Check every line of the entries that follow, and copy the ones containing "arrow".

* Supplied data
▼

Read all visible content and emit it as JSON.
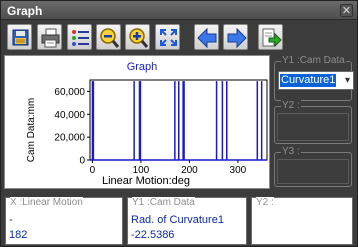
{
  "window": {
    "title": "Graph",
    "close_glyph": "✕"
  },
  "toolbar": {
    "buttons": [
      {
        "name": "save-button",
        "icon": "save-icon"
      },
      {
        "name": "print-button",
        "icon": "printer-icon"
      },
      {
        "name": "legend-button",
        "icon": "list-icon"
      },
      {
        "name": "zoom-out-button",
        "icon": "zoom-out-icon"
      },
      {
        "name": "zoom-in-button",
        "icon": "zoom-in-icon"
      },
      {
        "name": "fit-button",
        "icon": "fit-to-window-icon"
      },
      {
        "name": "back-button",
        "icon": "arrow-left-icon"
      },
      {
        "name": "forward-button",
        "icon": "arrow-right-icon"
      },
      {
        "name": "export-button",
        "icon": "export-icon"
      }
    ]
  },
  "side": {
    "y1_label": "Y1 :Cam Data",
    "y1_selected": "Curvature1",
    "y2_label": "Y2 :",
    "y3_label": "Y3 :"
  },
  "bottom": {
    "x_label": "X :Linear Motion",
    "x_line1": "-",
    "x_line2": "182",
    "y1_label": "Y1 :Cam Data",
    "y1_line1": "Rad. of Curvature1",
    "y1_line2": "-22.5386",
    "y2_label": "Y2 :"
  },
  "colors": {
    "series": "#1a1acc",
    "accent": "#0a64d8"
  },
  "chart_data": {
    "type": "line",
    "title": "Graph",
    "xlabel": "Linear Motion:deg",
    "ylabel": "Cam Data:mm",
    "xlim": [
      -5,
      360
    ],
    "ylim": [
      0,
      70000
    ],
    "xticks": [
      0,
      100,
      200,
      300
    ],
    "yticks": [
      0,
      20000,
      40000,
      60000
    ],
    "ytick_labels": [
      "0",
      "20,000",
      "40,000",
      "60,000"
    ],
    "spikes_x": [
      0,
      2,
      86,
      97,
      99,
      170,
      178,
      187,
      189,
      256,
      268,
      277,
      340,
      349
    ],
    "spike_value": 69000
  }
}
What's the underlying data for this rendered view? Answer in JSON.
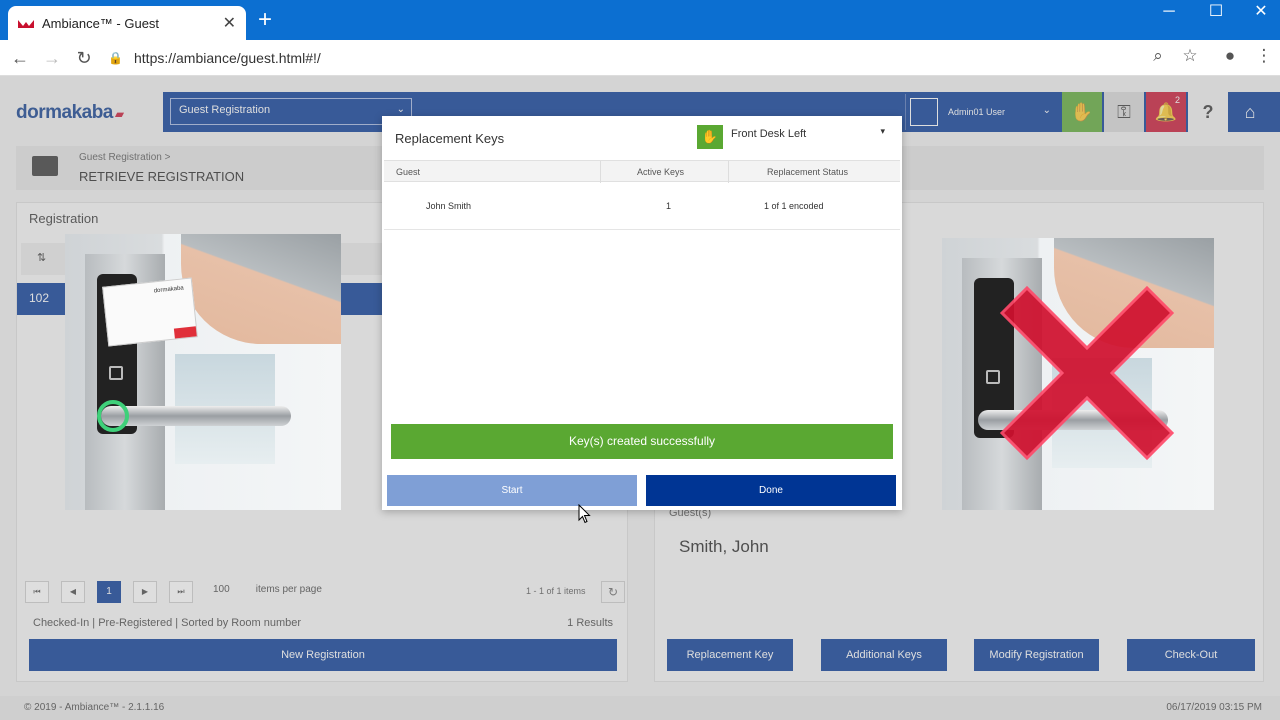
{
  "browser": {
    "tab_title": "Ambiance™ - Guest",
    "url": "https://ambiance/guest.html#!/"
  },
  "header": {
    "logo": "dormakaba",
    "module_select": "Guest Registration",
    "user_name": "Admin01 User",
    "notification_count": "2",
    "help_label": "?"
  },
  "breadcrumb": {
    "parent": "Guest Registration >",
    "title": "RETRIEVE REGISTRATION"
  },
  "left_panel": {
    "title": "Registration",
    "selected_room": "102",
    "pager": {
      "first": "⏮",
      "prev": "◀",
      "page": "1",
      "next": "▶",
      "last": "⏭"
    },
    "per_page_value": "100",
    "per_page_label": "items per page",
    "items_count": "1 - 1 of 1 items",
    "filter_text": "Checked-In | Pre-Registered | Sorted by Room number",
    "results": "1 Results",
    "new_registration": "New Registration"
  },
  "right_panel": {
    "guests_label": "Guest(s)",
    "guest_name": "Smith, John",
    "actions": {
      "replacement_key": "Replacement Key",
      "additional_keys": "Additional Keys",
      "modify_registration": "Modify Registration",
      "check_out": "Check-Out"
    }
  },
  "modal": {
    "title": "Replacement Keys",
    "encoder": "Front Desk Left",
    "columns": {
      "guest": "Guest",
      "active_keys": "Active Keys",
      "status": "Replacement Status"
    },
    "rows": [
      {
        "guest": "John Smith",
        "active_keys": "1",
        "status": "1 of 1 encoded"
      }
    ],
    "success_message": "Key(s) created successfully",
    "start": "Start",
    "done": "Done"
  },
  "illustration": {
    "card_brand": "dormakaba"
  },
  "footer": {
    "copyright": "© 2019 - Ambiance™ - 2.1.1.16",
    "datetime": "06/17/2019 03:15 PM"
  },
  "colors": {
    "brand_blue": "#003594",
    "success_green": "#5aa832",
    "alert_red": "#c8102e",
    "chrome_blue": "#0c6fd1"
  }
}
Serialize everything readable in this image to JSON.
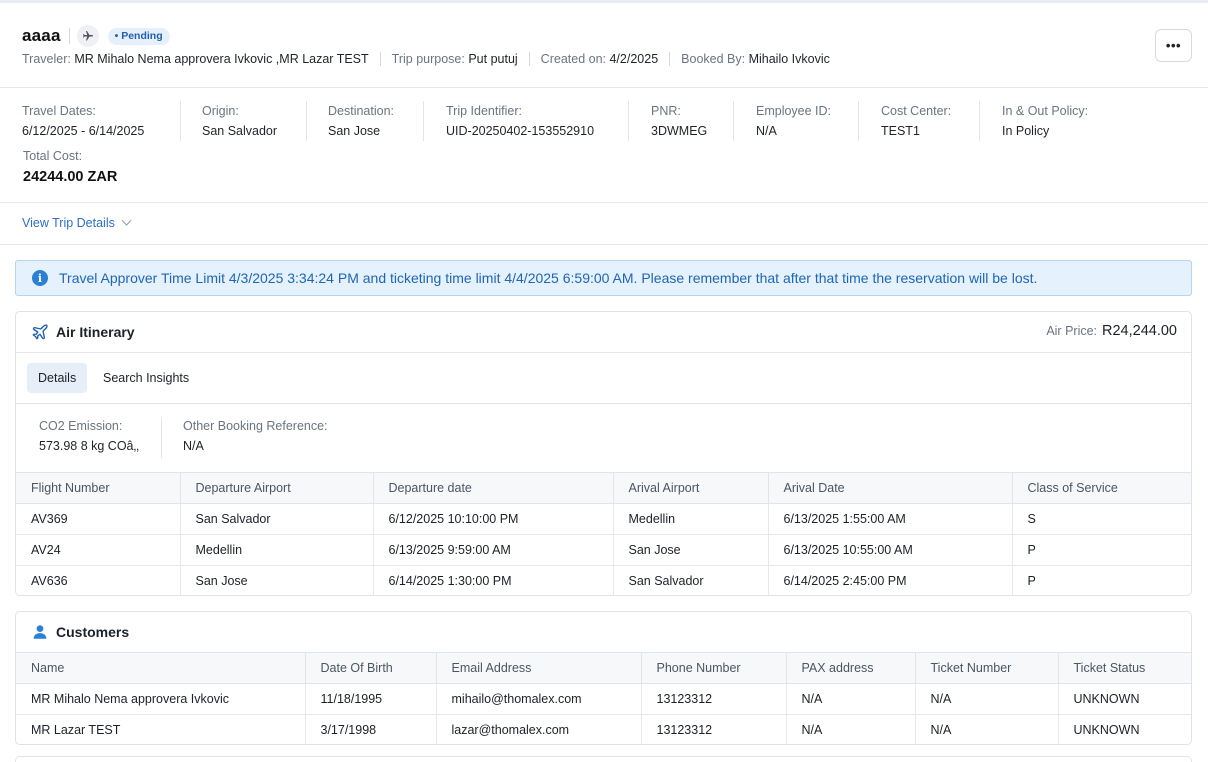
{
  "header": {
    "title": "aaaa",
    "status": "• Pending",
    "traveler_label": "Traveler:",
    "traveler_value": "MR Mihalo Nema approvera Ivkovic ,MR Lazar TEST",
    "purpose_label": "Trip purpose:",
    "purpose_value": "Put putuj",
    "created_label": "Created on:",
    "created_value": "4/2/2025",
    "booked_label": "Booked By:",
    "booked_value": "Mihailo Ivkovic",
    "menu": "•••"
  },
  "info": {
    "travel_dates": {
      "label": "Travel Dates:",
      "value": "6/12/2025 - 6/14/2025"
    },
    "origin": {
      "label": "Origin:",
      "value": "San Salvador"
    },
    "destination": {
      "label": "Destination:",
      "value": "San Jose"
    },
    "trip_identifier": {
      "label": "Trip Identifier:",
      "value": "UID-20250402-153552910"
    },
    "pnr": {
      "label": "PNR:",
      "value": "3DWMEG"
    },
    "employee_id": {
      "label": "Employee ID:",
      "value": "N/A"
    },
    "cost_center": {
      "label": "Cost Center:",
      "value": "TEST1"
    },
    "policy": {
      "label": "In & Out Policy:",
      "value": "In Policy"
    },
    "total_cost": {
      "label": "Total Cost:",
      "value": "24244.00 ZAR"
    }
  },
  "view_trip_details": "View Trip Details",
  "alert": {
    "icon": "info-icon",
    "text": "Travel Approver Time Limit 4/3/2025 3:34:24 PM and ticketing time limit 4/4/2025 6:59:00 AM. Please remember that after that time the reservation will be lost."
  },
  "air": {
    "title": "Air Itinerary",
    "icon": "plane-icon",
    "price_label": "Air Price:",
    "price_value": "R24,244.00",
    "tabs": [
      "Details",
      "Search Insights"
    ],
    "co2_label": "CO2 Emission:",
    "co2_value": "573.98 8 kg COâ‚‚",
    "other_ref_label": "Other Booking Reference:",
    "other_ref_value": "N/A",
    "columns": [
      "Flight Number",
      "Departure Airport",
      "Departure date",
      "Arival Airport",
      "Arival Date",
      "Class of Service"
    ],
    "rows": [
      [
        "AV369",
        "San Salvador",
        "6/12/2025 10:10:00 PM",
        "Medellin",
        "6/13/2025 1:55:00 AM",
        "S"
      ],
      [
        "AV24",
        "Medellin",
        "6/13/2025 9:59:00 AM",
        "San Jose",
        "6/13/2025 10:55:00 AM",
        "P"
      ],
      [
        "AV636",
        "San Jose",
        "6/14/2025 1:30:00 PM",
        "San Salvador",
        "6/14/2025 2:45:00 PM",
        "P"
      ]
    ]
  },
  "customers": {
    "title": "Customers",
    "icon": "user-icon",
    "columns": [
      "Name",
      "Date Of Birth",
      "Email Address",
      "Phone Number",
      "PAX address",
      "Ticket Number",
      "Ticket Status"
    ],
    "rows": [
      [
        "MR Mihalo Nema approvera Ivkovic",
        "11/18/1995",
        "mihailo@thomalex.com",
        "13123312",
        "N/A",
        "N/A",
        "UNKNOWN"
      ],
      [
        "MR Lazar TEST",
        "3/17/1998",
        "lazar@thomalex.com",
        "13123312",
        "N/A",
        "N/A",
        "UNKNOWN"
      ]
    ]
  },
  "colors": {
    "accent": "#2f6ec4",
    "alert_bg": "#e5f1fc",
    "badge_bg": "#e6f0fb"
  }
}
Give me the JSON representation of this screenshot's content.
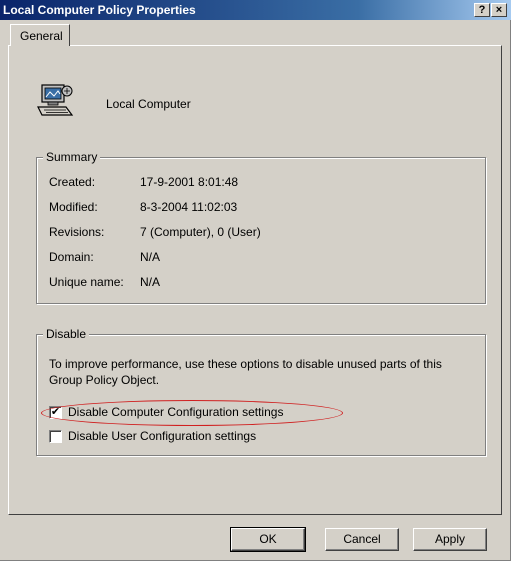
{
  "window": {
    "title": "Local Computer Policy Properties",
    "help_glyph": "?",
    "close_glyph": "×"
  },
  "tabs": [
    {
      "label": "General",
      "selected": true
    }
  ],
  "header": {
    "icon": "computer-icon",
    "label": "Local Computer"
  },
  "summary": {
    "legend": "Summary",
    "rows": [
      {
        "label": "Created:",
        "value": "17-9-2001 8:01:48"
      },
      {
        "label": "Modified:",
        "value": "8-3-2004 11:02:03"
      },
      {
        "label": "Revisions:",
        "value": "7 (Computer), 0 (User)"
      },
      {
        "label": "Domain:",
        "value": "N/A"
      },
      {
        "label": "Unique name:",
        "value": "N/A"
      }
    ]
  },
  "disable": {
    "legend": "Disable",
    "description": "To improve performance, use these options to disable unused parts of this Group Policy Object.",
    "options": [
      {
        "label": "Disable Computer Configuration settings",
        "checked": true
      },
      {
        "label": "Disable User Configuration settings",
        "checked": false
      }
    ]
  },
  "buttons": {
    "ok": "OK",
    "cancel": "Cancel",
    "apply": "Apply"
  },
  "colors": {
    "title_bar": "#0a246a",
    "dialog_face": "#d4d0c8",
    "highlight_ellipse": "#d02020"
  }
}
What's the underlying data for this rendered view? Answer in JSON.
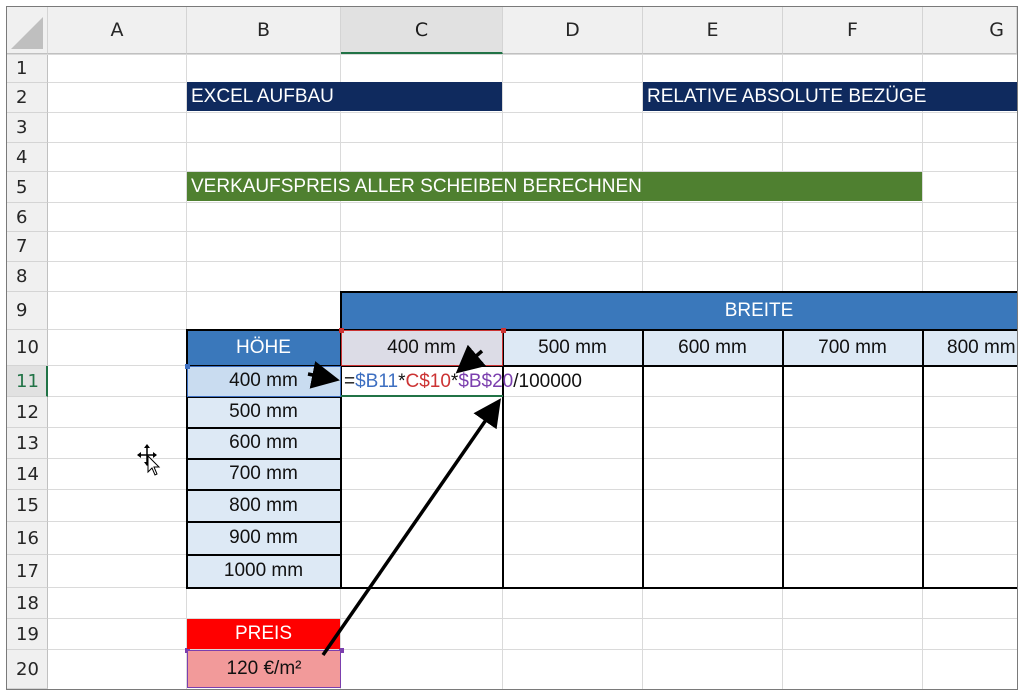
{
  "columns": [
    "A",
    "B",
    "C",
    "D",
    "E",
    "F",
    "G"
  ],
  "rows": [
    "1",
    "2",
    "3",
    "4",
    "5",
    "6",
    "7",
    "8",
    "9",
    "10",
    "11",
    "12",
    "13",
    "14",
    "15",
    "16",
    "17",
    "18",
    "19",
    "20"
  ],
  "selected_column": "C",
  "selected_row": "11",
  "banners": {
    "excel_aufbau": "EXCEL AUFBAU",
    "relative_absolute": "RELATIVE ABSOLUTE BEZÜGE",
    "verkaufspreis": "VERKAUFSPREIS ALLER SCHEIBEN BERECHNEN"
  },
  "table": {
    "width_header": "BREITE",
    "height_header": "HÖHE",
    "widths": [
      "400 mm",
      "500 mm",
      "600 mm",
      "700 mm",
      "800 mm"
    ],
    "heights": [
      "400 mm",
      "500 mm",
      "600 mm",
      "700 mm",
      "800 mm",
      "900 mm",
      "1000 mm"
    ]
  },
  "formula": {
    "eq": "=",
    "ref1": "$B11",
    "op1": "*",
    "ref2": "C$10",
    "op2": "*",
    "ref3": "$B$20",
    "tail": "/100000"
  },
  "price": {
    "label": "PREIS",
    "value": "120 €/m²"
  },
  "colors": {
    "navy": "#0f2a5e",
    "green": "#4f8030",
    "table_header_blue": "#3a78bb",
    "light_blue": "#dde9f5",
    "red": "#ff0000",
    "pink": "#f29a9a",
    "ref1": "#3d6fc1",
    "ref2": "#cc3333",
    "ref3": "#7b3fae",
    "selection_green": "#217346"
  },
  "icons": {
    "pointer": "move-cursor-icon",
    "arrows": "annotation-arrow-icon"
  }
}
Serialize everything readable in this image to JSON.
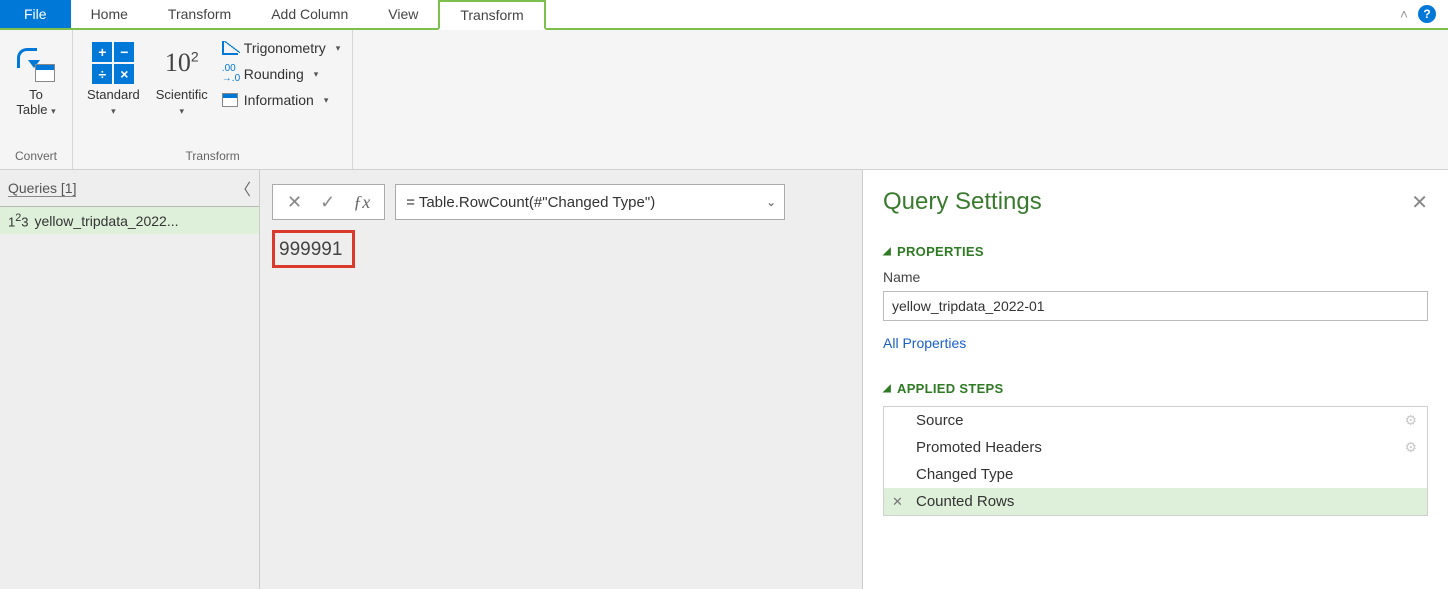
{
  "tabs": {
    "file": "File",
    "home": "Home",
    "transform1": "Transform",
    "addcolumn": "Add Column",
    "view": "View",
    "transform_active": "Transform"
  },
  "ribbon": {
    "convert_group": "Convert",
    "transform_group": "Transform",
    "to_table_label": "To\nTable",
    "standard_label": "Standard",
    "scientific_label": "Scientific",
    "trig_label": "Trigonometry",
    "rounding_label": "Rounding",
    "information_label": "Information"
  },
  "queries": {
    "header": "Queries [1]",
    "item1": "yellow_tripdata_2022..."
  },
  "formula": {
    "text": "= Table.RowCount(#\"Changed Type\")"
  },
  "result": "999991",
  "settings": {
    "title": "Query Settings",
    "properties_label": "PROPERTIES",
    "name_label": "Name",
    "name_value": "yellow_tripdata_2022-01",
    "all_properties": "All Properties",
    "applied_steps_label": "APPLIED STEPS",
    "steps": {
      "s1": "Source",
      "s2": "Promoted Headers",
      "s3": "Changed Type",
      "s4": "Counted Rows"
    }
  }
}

▲

* Correct result
        "icon": "arrow-left-icon"
        "icon": "arrow-right-icon"
    "arrows": "annotation-arrow-icon"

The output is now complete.